▼▼▼

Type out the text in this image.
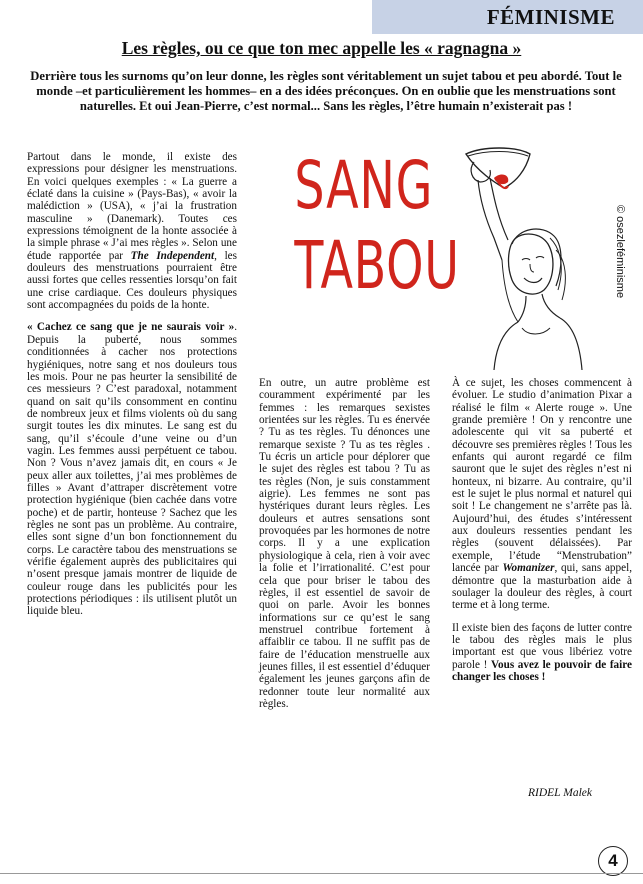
FÉMINISME
Les règles, ou ce que ton mec appelle les « ragnagna »
Derrière tous les surnoms qu’on leur donne, les règles sont véritablement un sujet tabou et peu abordé. Tout le monde –et particulièrement les hommes– en a des idées préconçues. On en oublie que les menstruations sont naturelles. Et oui Jean-Pierre, c’est normal... Sans les règles, l’être humain n’existerait pas !

Partout dans le monde, il existe des expressions pour désigner les menstruations. En voici quelques exemples : « La guerre a éclaté dans la cuisine » (Pays-Bas), « avoir la malédiction » (USA), « j’ai la frustration masculine » (Danemark). Toutes ces expressions témoignent de la honte associée à la simple phrase « J’ai mes règles ». Selon une étude rapportée par The Independent, les douleurs des menstruations pourraient être aussi fortes que celles ressenties lorsqu’on fait une crise cardiaque. Ces douleurs physiques sont accompagnées du poids de la honte.

« Cachez ce sang que je ne saurais voir ». Depuis la puberté, nous sommes conditionnées à cacher nos protections hygiéniques, notre sang et nos douleurs tous les mois. Pour ne pas heurter la sensibilité de ces messieurs ? C’est paradoxal, notamment quand on sait qu’ils consomment en continu de nombreux jeux et films violents où du sang surgit toutes les dix minutes. Le sang est du sang, qu’il s’écoule d’une veine ou d’un vagin. Les femmes aussi perpétuent ce tabou. Non ? Vous n’avez jamais dit, en cours « Je peux aller aux toilettes, j’ai mes problèmes de filles » Avant d’attraper discrètement votre protection hygiénique (bien cachée dans votre poche) et de partir, honteuse ? Sachez que les règles ne sont pas un problème. Au contraire, elles sont signe d’un bon fonctionnement du corps. Le caractère tabou des menstruations se vérifie également auprès des publicitaires qui n’osent presque jamais montrer de liquide de couleur rouge dans les publicités pour les protections périodiques : ils utilisent plutôt un liquide bleu.

SANG
TABOU	© osezleféminisme

En outre, un autre problème est couramment expérimenté par les femmes : les remarques sexistes orientées sur les règles. Tu es énervée ? Tu as tes règles. Tu dénonces une remarque sexiste ? Tu as tes règles . Tu écris un article pour déplorer que le sujet des règles est tabou ? Tu as tes règles (Non, je suis constamment aigrie). Les femmes ne sont pas hystériques durant leurs règles. Les douleurs et autres sensations sont provoquées par les hormones de notre corps. Il y a une explication physiologique à cela, rien à voir avec la folie et l’irrationalité. C’est pour cela que pour briser le tabou des règles, il est essentiel de savoir de quoi on parle. Avoir les bonnes informations sur ce qu’est le sang menstruel contribue fortement à affaiblir ce tabou. Il ne suffit pas de faire de l’éducation menstruelle aux jeunes filles, il est essentiel d’éduquer également les jeunes garçons afin de redonner toute leur normalité aux règles.

À ce sujet, les choses commencent à évoluer. Le studio d’animation Pixar a réalisé le film « Alerte rouge ». Une grande première ! On y rencontre une adolescente qui vit sa puberté et découvre ses premières règles ! Tous les enfants qui auront regardé ce film sauront que le sujet des règles n’est ni honteux, ni bizarre. Au contraire, qu’il est le sujet le plus normal et naturel qui soit ! Le changement ne s’arrête pas là. Aujourd’hui, des études s’intéressent aux douleurs ressenties pendant les règles (souvent délaissées). Par exemple, l’étude “Menstrubation” lancée par Womanizer, qui, sans appel, démontre que la masturbation aide à soulager la douleur des règles, à court terme et à long terme.

Il existe bien des façons de lutter contre le tabou des règles mais le plus important est que vous libériez votre parole ! Vous avez le pouvoir de faire changer les choses !

RIDEL Malek
4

▲▲▲

- REQUIREMENT: Omit the pictures and give the material again, exactly and in full.

- PROBLEM SOLUTION:
Type out the text in this image.
FÉMINISME
Les règles, ou ce que ton mec appelle les « ragnagna »
Derrière tous les surnoms qu’on leur donne, les règles sont véritablement un sujet tabou et peu abordé. Tout le monde –et particulièrement les hommes– en a des idées préconçues. On en oublie que les menstruations sont naturelles. Et oui Jean-Pierre, c’est normal... Sans les règles, l’être humain n’existerait pas !

Partout dans le monde, il existe des expressions pour désigner les menstruations. En voici quelques exemples : « La guerre a éclaté dans la cuisine » (Pays-Bas), « avoir la malédiction » (USA), « j’ai la frustration masculine » (Danemark). Toutes ces expressions témoignent de la honte associée à la simple phrase « J’ai mes règles ». Selon une étude rapportée par The Independent, les douleurs des menstruations pourraient être aussi fortes que celles ressenties lorsqu’on fait une crise cardiaque. Ces douleurs physiques sont accompagnées du poids de la honte.

« Cachez ce sang que je ne saurais voir ». Depuis la puberté, nous sommes conditionnées à cacher nos protections hygiéniques, notre sang et nos douleurs tous les mois. Pour ne pas heurter la sensibilité de ces messieurs ? C’est paradoxal, notamment quand on sait qu’ils consomment en continu de nombreux jeux et films violents où du sang surgit toutes les dix minutes. Le sang est du sang, qu’il s’écoule d’une veine ou d’un vagin. Les femmes aussi perpétuent ce tabou. Non ? Vous n’avez jamais dit, en cours « Je peux aller aux toilettes, j’ai mes problèmes de filles » Avant d’attraper discrètement votre protection hygiénique (bien cachée dans votre poche) et de partir, honteuse ? Sachez que les règles ne sont pas un problème. Au contraire, elles sont signe d’un bon fonctionnement du corps. Le caractère tabou des menstruations se vérifie également auprès des publicitaires qui n’osent presque jamais montrer de liquide de couleur rouge dans les publicités pour les protections périodiques : ils utilisent plutôt un liquide bleu.

SANG
TABOU	© osezleféminisme

En outre, un autre problème est couramment expérimenté par les femmes : les remarques sexistes orientées sur les règles. Tu es énervée ? Tu as tes règles. Tu dénonces une remarque sexiste ? Tu as tes règles . Tu écris un article pour déplorer que le sujet des règles est tabou ? Tu as tes règles (Non, je suis constamment aigrie). Les femmes ne sont pas hystériques durant leurs règles. Les douleurs et autres sensations sont provoquées par les hormones de notre corps. Il y a une explication physiologique à cela, rien à voir avec la folie et l’irrationalité. C’est pour cela que pour briser le tabou des règles, il est essentiel de savoir de quoi on parle. Avoir les bonnes informations sur ce qu’est le sang menstruel contribue fortement à affaiblir ce tabou. Il ne suffit pas de faire de l’éducation menstruelle aux jeunes filles, il est essentiel d’éduquer également les jeunes garçons afin de redonner toute leur normalité aux règles.

À ce sujet, les choses commencent à évoluer. Le studio d’animation Pixar a réalisé le film « Alerte rouge ». Une grande première ! On y rencontre une adolescente qui vit sa puberté et découvre ses premières règles ! Tous les enfants qui auront regardé ce film sauront que le sujet des règles n’est ni honteux, ni bizarre. Au contraire, qu’il est le sujet le plus normal et naturel qui soit ! Le changement ne s’arrête pas là. Aujourd’hui, des études s’intéressent aux douleurs ressenties pendant les règles (souvent délaissées). Par exemple, l’étude “Menstrubation” lancée par Womanizer, qui, sans appel, démontre que la masturbation aide à soulager la douleur des règles, à court terme et à long terme.

Il existe bien des façons de lutter contre le tabou des règles mais le plus important est que vous libériez votre parole ! Vous avez le pouvoir de faire changer les choses !

RIDEL Malek
4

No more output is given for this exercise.